> [Task description]
Only the lines from the one holding "Transcribe the text in this document." to the end of the data should be echoed, exactly as they appear, minus the pictures.

Recorded data:
□ □ □ □
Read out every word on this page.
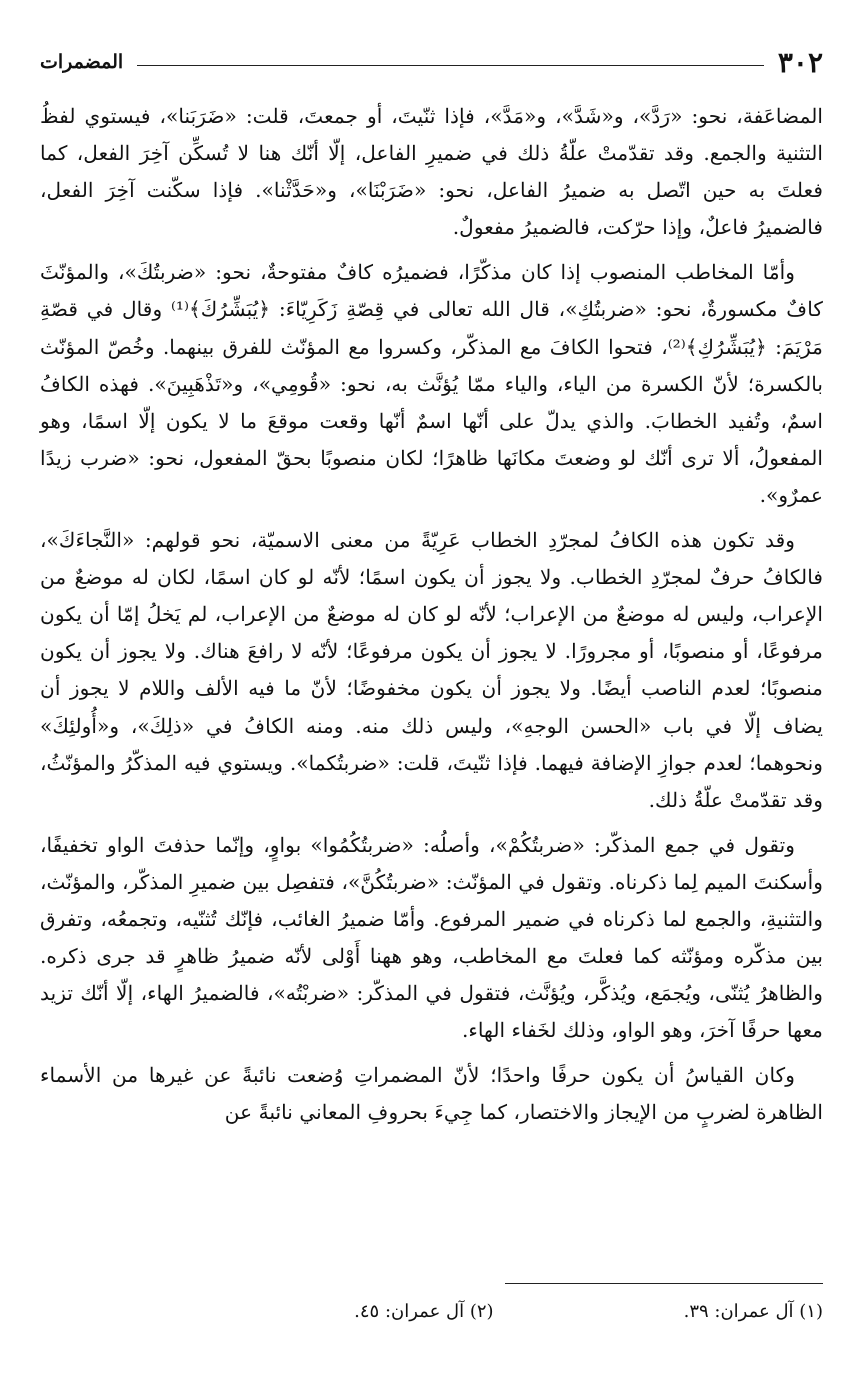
٣٠٢
المضمرات

المضاعَفة، نحو: «رَدَّ»، و«شَدَّ»، و«مَدَّ»، فإذا ثنّيتَ، أو جمعتَ، قلت: «ضَرَبَنا»، فيستوي لفظُ التثنية والجمع. وقد تقدّمتْ علّةُ ذلك في ضميرِ الفاعل، إلّا أنّك هنا لا تُسكِّن آخِرَ الفعل، كما فعلتَ به حين اتّصل به ضميرُ الفاعل، نحو: «ضَرَبْنَا»، و«حَدَّثْنا». فإذا سكّنت آخِرَ الفعل، فالضميرُ فاعلٌ، وإذا حرّكت، فالضميرُ مفعولٌ.

وأمّا المخاطب المنصوب إذا كان مذكّرًا، فضميرُه كافٌ مفتوحةٌ، نحو: «ضربتُكَ»، والمؤنّثَ كافٌ مكسورةٌ، نحو: «ضربتُكِ»، قال الله تعالى في قِصّةِ زَكَرِيّاءَ: ﴿يُبَشِّرُكَ﴾⁽¹⁾ وقال في قصّةِ مَرْيَمَ: ﴿يُبَشِّرُكِ﴾⁽²⁾، فتحوا الكافَ مع المذكّر، وكسروا مع المؤنّث للفرق بينهما. وخُصّ المؤنّث بالكسرة؛ لأنّ الكسرة من الياء، والياء ممّا يُؤنَّث به، نحو: «قُومِي»، و«تَذْهَبِينَ». فهذه الكافُ اسمٌ، وتُفيد الخطابَ. والذي يدلّ على أنّها اسمٌ أنّها وقعت موقعَ ما لا يكون إلّا اسمًا، وهو المفعولُ، ألا ترى أنّك لو وضعتَ مكانَها ظاهرًا؛ لكان منصوبًا بحقّ المفعول، نحو: «ضرب زيدًا عمرٌو».

وقد تكون هذه الكافُ لمجرّدِ الخطاب عَرِيّةً من معنى الاسميّة، نحو قولهم: «النَّجاءَكَ»، فالكافُ حرفٌ لمجرّدِ الخطاب. ولا يجوز أن يكون اسمًا؛ لأنّه لو كان اسمًا، لكان له موضعٌ من الإعراب، وليس له موضعٌ من الإعراب؛ لأنّه لو كان له موضعٌ من الإعراب، لم يَخلُ إمّا أن يكون مرفوعًا، أو منصوبًا، أو مجرورًا. لا يجوز أن يكون مرفوعًا؛ لأنّه لا رافعَ هناك. ولا يجوز أن يكون منصوبًا؛ لعدم الناصب أيضًا. ولا يجوز أن يكون مخفوضًا؛ لأنّ ما فيه الألف واللام لا يجوز أن يضاف إلّا في باب «الحسن الوجهِ»، وليس ذلك منه. ومنه الكافُ في «ذلِكَ»، و«أُولئِكَ» ونحوهما؛ لعدم جوازِ الإضافة فيهما. فإذا ثنّيتَ، قلت: «ضربتُكما». ويستوي فيه المذكّرُ والمؤنّثُ، وقد تقدّمتْ علّةُ ذلك.

وتقول في جمع المذكّر: «ضربتُكُمْ»، وأصلُه: «ضربتُكُمُوا» بواوٍ، وإنّما حذفتَ الواو تخفيفًا، وأسكنتَ الميم لِما ذكرناه. وتقول في المؤنّث: «ضربتُكُنَّ»، فتفصِل بين ضميرِ المذكّر، والمؤنّث، والتثنيةِ، والجمع لما ذكرناه في ضمير المرفوع. وأمّا ضميرُ الغائب، فإنّك تُثنّيه، وتجمعُه، وتفرق بين مذكّره ومؤنّثه كما فعلتَ مع المخاطب، وهو ههنا أَوْلى لأنّه ضميرُ ظاهرٍ قد جرى ذكره. والظاهرُ يُثنّى، ويُجمَع، ويُذكَّر، ويُؤنَّث، فتقول في المذكّر: «ضربْتُه»، فالضميرُ الهاء، إلّا أنّك تزيد معها حرفًا آخرَ، وهو الواو، وذلك لخَفاء الهاء.

وكان القياسُ أن يكون حرفًا واحدًا؛ لأنّ المضمراتِ وُضعت نائبةً عن غيرها من الأسماء الظاهرة لضربٍ من الإيجاز والاختصار، كما جِيءَ بحروفِ المعاني نائبةً عن

(١) آل عمران: ٣٩.
(٢) آل عمران: ٤٥.
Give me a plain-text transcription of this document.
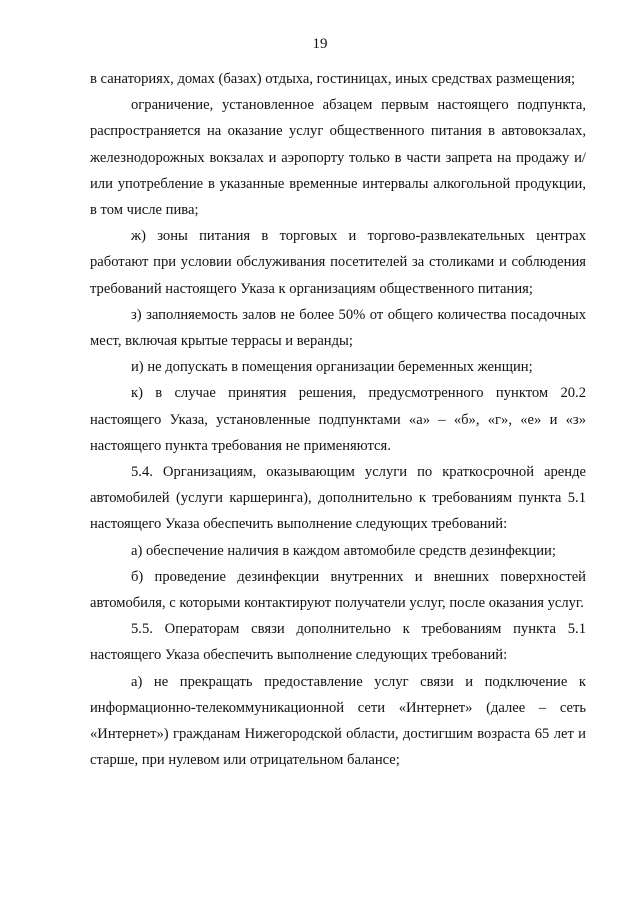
19

в санаториях, домах (базах) отдыха, гостиницах, иных средствах размещения;

ограничение, установленное абзацем первым настоящего подпункта, распространяется на оказание услуг общественного питания в автовокзалах, железнодорожных вокзалах и аэропорту только в части запрета на продажу и/или употребление в указанные временные интервалы алкогольной продукции, в том числе пива;

ж) зоны питания в торговых и торгово-развлекательных центрах работают при условии обслуживания посетителей за столиками и соблюдения требований настоящего Указа к организациям общественного питания;

з) заполняемость залов не более 50% от общего количества посадочных мест, включая крытые террасы и веранды;

и) не допускать в помещения организации беременных женщин;

к) в случае принятия решения, предусмотренного пунктом 20.2 настоящего Указа, установленные подпунктами «а» – «б», «г», «е» и «з» настоящего пункта требования не применяются.

5.4. Организациям, оказывающим услуги по краткосрочной аренде автомобилей (услуги каршеринга), дополнительно к требованиям пункта 5.1 настоящего Указа обеспечить выполнение следующих требований:

а) обеспечение наличия в каждом автомобиле средств дезинфекции;

б) проведение дезинфекции внутренних и внешних поверхностей автомобиля, с которыми контактируют получатели услуг, после оказания услуг.

5.5. Операторам связи дополнительно к требованиям пункта 5.1 настоящего Указа обеспечить выполнение следующих требований:

а) не прекращать предоставление услуг связи и подключение к информационно-телекоммуникационной сети «Интернет» (далее – сеть «Интернет») гражданам Нижегородской области, достигшим возраста 65 лет и старше, при нулевом или отрицательном балансе;
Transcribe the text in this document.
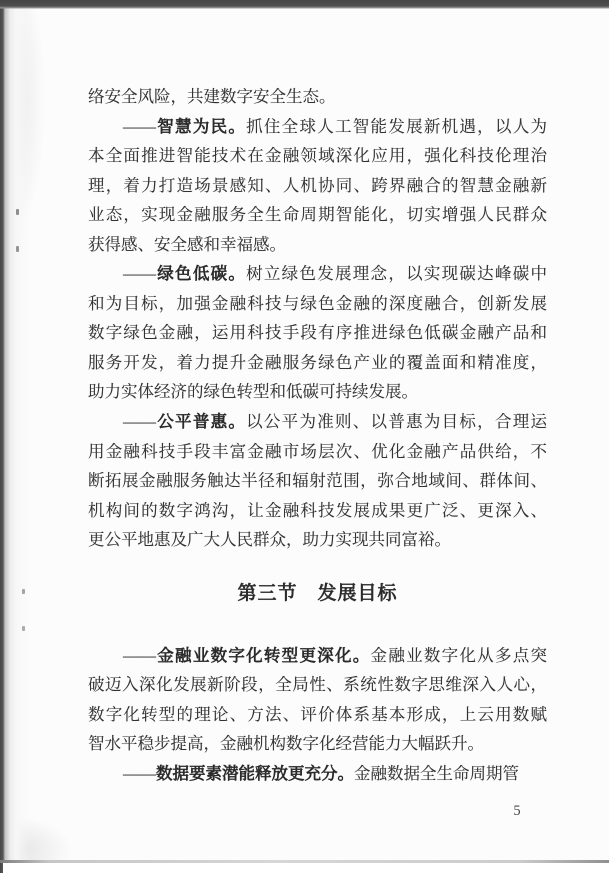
络安全风险，共建数字安全生态。

——智慧为民。抓住全球人工智能发展新机遇，以人为

本全面推进智能技术在金融领域深化应用，强化科技伦理治

理，着力打造场景感知、人机协同、跨界融合的智慧金融新

业态，实现金融服务全生命周期智能化，切实增强人民群众

获得感、安全感和幸福感。

——绿色低碳。树立绿色发展理念，以实现碳达峰碳中

和为目标，加强金融科技与绿色金融的深度融合，创新发展

数字绿色金融，运用科技手段有序推进绿色低碳金融产品和

服务开发，着力提升金融服务绿色产业的覆盖面和精准度，

助力实体经济的绿色转型和低碳可持续发展。

——公平普惠。以公平为准则、以普惠为目标，合理运

用金融科技手段丰富金融市场层次、优化金融产品供给，不

断拓展金融服务触达半径和辐射范围，弥合地域间、群体间、

机构间的数字鸿沟，让金融科技发展成果更广泛、更深入、

更公平地惠及广大人民群众，助力实现共同富裕。

第三节　发展目标

——金融业数字化转型更深化。金融业数字化从多点突

破迈入深化发展新阶段，全局性、系统性数字思维深入人心，

数字化转型的理论、方法、评价体系基本形成，上云用数赋

智水平稳步提高，金融机构数字化经营能力大幅跃升。

——数据要素潜能释放更充分。金融数据全生命周期管

5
□ □ □ □
> [Response for this exercise]
Transcribe the text in this document.
络安全风险，共建数字安全生态。

——智慧为民。抓住全球人工智能发展新机遇，以人为

本全面推进智能技术在金融领域深化应用，强化科技伦理治

理，着力打造场景感知、人机协同、跨界融合的智慧金融新

业态，实现金融服务全生命周期智能化，切实增强人民群众

获得感、安全感和幸福感。

——绿色低碳。树立绿色发展理念，以实现碳达峰碳中

和为目标，加强金融科技与绿色金融的深度融合，创新发展

数字绿色金融，运用科技手段有序推进绿色低碳金融产品和

服务开发，着力提升金融服务绿色产业的覆盖面和精准度，

助力实体经济的绿色转型和低碳可持续发展。

——公平普惠。以公平为准则、以普惠为目标，合理运

用金融科技手段丰富金融市场层次、优化金融产品供给，不

断拓展金融服务触达半径和辐射范围，弥合地域间、群体间、

机构间的数字鸿沟，让金融科技发展成果更广泛、更深入、

更公平地惠及广大人民群众，助力实现共同富裕。

第三节　发展目标

——金融业数字化转型更深化。金融业数字化从多点突

破迈入深化发展新阶段，全局性、系统性数字思维深入人心，

数字化转型的理论、方法、评价体系基本形成，上云用数赋

智水平稳步提高，金融机构数字化经营能力大幅跃升。

——数据要素潜能释放更充分。金融数据全生命周期管

5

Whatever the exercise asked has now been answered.